++++ RECORDS FOR THE EXERCISE ++++

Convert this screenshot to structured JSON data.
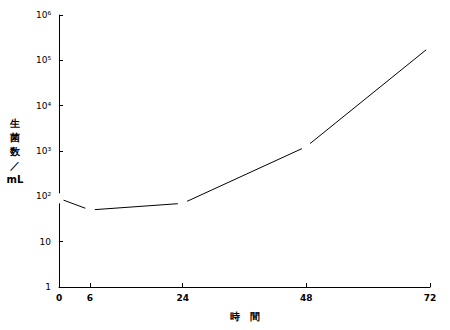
{
  "chart_data": {
    "type": "line",
    "x_label": "時　間",
    "y_label": "生\n菌\n数\n／\nmL",
    "x": [
      0,
      6,
      24,
      48,
      72
    ],
    "values": [
      90,
      50,
      70,
      1250,
      200000
    ],
    "xlim": [
      0,
      72
    ],
    "xticks": [
      0,
      6,
      24,
      48,
      72
    ],
    "ylim": [
      1,
      1000000
    ],
    "yticks": [
      1,
      10,
      {
        "value": 100,
        "label": "10²"
      },
      {
        "value": 1000,
        "label": "10³"
      },
      {
        "value": 10000,
        "label": "10⁴"
      },
      {
        "value": 100000,
        "label": "10⁵"
      },
      {
        "value": 1000000,
        "label": "10⁶"
      }
    ],
    "log": "y",
    "grid": false,
    "color": "#000000",
    "marker": "circle"
  }
}
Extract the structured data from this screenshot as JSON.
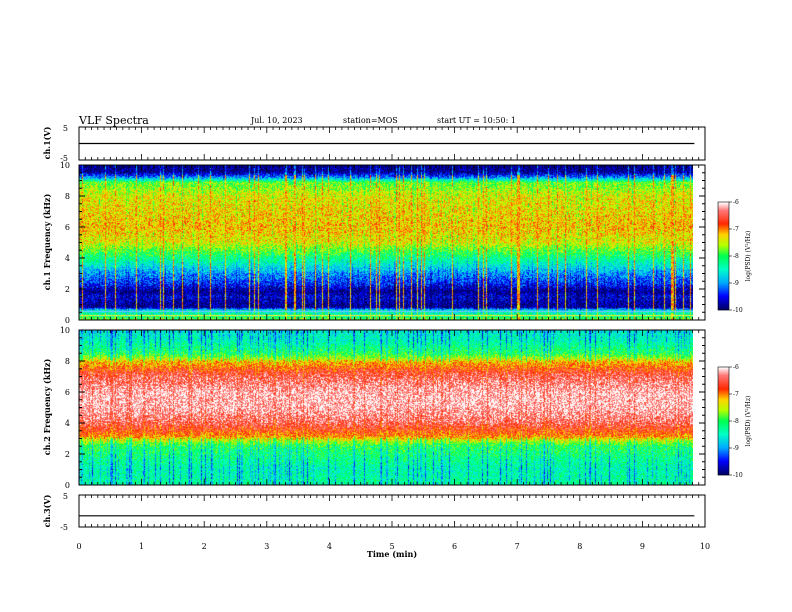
{
  "header": {
    "title": "VLF Spectra",
    "date": "Jul. 10, 2023",
    "station": "station=MOS",
    "start": "start UT = 10:50: 1"
  },
  "colors": {
    "colormap": [
      "#00007f",
      "#0000ff",
      "#00bfff",
      "#00ff80",
      "#bfff00",
      "#ffd000",
      "#ff2000",
      "#ffffff"
    ]
  },
  "chart_data": [
    {
      "type": "line",
      "panel": "ch1-voltage",
      "ylabel": "ch.1(V)",
      "ylim": [
        -5,
        5
      ],
      "yticks": [
        5,
        -5
      ],
      "series": [
        {
          "x": [
            0,
            9.83
          ],
          "values": [
            0,
            0
          ]
        }
      ]
    },
    {
      "type": "heatmap",
      "panel": "ch1-spectrogram",
      "ylabel": "ch.1 Frequency (kHz)",
      "ylim": [
        0,
        10
      ],
      "yticks": [
        0,
        2,
        4,
        6,
        8,
        10
      ],
      "xlim": [
        0,
        10
      ],
      "data_end_min": 9.83,
      "colorbar": {
        "label": "log(PSD) (V²/Hz)",
        "range": [
          -10,
          -6
        ],
        "ticks": [
          -6,
          -7,
          -8,
          -9,
          -10
        ]
      },
      "profile": [
        {
          "f_khz": 0.0,
          "log_psd": -7.8
        },
        {
          "f_khz": 0.2,
          "log_psd": -8.2
        },
        {
          "f_khz": 0.6,
          "log_psd": -8.6
        },
        {
          "f_khz": 0.8,
          "log_psd": -9.9
        },
        {
          "f_khz": 1.5,
          "log_psd": -9.6
        },
        {
          "f_khz": 1.8,
          "log_psd": -9.9
        },
        {
          "f_khz": 2.3,
          "log_psd": -9.4
        },
        {
          "f_khz": 3.0,
          "log_psd": -9.0
        },
        {
          "f_khz": 4.0,
          "log_psd": -8.2
        },
        {
          "f_khz": 5.0,
          "log_psd": -7.4
        },
        {
          "f_khz": 6.0,
          "log_psd": -7.2
        },
        {
          "f_khz": 7.0,
          "log_psd": -7.3
        },
        {
          "f_khz": 8.0,
          "log_psd": -7.4
        },
        {
          "f_khz": 8.9,
          "log_psd": -7.8
        },
        {
          "f_khz": 9.2,
          "log_psd": -9.0
        },
        {
          "f_khz": 9.6,
          "log_psd": -9.9
        },
        {
          "f_khz": 10.0,
          "log_psd": -9.9
        }
      ]
    },
    {
      "type": "heatmap",
      "panel": "ch2-spectrogram",
      "ylabel": "ch.2 Frequency (kHz)",
      "ylim": [
        0,
        10
      ],
      "yticks": [
        0,
        2,
        4,
        6,
        8,
        10
      ],
      "xlim": [
        0,
        10
      ],
      "data_end_min": 9.83,
      "colorbar": {
        "label": "log(PSD) (V²/Hz)",
        "range": [
          -10,
          -6
        ],
        "ticks": [
          -6,
          -7,
          -8,
          -9,
          -10
        ]
      },
      "profile": [
        {
          "f_khz": 0.0,
          "log_psd": -8.3
        },
        {
          "f_khz": 1.0,
          "log_psd": -8.4
        },
        {
          "f_khz": 2.5,
          "log_psd": -8.0
        },
        {
          "f_khz": 3.2,
          "log_psd": -6.9
        },
        {
          "f_khz": 4.0,
          "log_psd": -6.4
        },
        {
          "f_khz": 5.0,
          "log_psd": -6.1
        },
        {
          "f_khz": 6.0,
          "log_psd": -6.1
        },
        {
          "f_khz": 7.2,
          "log_psd": -6.5
        },
        {
          "f_khz": 8.0,
          "log_psd": -7.2
        },
        {
          "f_khz": 8.5,
          "log_psd": -8.0
        },
        {
          "f_khz": 9.3,
          "log_psd": -8.4
        },
        {
          "f_khz": 10.0,
          "log_psd": -8.6
        }
      ]
    },
    {
      "type": "line",
      "panel": "ch3-voltage",
      "ylabel": "ch.3(V)",
      "ylim": [
        -5,
        5
      ],
      "yticks": [
        5,
        -5
      ],
      "series": [
        {
          "x": [
            0,
            9.83
          ],
          "values": [
            -1.5,
            -1.5
          ]
        }
      ]
    }
  ],
  "xaxis": {
    "label": "Time (min)",
    "ticks": [
      "0",
      "1",
      "2",
      "3",
      "4",
      "5",
      "6",
      "7",
      "8",
      "9",
      "10"
    ]
  },
  "colorbar_ticks": [
    "-6",
    "-7",
    "-8",
    "-9",
    "-10"
  ],
  "colorbar_label": "log(PSD) (V²/Hz)"
}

++++

• _EXERCISE AIM_
Report only the number of lines in the data above that contain "JSON".

• _OUTPUT_
2